**Some records**
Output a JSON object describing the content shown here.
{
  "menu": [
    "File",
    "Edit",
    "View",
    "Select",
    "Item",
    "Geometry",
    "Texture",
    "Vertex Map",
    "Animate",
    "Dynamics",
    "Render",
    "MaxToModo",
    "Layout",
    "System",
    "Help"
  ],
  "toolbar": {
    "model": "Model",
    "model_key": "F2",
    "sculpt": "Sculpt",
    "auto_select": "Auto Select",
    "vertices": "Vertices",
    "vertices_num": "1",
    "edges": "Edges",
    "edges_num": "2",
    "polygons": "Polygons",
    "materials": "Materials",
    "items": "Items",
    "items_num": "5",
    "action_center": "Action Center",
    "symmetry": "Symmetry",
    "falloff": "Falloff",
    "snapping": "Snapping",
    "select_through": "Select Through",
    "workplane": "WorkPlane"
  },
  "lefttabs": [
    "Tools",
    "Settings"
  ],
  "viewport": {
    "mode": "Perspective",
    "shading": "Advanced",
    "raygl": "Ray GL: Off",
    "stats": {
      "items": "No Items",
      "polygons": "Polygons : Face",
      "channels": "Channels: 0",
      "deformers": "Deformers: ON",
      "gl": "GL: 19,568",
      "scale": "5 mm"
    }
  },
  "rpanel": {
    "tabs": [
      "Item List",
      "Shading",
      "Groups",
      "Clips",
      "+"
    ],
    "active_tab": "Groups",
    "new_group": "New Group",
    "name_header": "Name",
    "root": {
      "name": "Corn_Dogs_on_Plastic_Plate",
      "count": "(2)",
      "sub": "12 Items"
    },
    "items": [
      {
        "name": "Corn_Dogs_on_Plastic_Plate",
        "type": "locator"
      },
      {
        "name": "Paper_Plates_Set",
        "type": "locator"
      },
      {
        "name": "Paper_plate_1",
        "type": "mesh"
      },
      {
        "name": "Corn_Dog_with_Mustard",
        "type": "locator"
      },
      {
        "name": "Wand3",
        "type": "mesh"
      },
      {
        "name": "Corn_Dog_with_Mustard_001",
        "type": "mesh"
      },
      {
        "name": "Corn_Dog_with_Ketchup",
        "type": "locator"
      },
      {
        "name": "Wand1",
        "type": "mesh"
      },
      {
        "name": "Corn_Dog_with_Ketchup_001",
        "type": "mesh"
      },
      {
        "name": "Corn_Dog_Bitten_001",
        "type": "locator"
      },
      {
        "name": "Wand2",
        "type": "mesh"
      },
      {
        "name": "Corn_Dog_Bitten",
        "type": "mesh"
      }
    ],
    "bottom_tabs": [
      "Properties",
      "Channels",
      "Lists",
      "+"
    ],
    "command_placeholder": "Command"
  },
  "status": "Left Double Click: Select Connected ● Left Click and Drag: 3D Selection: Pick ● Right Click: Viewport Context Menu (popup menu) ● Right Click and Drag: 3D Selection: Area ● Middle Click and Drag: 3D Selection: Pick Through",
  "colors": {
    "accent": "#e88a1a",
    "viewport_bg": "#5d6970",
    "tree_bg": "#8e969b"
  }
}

---

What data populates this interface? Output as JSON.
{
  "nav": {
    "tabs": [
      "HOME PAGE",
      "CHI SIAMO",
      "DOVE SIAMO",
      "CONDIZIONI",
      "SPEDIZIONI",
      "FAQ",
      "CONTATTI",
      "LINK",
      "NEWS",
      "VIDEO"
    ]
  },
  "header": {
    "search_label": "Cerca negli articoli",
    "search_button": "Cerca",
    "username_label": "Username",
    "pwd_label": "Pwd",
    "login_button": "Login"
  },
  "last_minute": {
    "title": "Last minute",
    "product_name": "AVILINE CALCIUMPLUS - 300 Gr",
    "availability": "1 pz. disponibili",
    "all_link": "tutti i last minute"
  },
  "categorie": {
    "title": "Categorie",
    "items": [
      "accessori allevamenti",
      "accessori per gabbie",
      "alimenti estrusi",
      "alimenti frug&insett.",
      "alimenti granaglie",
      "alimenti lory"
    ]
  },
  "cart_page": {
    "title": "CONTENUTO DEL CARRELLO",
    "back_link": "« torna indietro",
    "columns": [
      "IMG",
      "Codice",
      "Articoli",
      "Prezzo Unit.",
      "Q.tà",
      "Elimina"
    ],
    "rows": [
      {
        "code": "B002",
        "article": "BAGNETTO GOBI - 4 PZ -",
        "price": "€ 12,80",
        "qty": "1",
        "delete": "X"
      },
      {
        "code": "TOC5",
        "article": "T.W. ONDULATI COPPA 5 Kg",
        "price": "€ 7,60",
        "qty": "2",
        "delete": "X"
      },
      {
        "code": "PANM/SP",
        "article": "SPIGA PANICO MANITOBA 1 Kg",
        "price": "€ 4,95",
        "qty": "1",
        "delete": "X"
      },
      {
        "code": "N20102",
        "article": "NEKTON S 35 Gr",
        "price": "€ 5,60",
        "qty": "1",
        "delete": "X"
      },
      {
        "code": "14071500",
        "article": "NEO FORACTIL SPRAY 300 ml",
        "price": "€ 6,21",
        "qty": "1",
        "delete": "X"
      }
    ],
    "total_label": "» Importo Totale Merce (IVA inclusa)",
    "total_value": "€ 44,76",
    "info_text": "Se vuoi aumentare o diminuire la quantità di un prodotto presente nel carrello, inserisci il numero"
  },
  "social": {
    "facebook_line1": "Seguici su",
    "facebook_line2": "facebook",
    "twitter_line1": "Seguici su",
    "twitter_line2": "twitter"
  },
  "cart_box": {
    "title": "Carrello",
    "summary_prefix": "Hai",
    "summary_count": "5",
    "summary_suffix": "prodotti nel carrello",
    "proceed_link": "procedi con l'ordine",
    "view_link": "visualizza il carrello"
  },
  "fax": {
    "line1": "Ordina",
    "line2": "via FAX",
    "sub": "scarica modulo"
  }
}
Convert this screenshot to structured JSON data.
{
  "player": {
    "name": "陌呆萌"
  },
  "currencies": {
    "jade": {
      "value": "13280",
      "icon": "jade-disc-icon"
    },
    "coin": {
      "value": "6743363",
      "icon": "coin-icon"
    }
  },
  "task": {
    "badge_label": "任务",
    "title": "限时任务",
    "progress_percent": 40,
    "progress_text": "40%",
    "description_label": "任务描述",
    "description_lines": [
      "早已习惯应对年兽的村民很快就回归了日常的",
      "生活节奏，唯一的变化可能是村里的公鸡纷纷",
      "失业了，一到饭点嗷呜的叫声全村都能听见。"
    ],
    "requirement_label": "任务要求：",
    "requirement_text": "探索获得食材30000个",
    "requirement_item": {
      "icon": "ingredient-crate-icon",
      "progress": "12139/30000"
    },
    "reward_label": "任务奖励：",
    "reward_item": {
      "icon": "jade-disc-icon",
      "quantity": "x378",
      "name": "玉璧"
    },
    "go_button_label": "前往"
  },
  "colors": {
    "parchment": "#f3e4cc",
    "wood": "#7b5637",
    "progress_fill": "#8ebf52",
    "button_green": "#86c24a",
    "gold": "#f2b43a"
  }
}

==

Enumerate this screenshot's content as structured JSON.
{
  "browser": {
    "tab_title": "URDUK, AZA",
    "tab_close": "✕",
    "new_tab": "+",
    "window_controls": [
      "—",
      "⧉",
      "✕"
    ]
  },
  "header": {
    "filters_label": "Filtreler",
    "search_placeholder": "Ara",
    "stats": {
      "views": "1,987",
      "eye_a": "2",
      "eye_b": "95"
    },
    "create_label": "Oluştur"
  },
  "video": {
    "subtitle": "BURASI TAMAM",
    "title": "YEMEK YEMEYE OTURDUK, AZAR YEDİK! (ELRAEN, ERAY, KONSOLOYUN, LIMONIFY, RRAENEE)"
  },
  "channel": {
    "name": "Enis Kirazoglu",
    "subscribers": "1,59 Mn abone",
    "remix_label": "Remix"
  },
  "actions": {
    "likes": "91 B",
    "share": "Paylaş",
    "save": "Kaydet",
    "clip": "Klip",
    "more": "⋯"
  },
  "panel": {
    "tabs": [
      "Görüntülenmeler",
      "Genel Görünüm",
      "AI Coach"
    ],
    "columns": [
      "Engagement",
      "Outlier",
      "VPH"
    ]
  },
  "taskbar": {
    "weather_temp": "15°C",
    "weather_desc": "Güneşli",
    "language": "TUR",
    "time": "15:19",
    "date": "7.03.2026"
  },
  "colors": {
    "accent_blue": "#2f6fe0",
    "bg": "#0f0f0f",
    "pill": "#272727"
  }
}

**STATED PROBLEM**
Using the entries above, return each line that includes the word "data".

**FULL RESPONSE**
What data populates this interface? Output as JSON.
Convert this screenshot to structured JSON data.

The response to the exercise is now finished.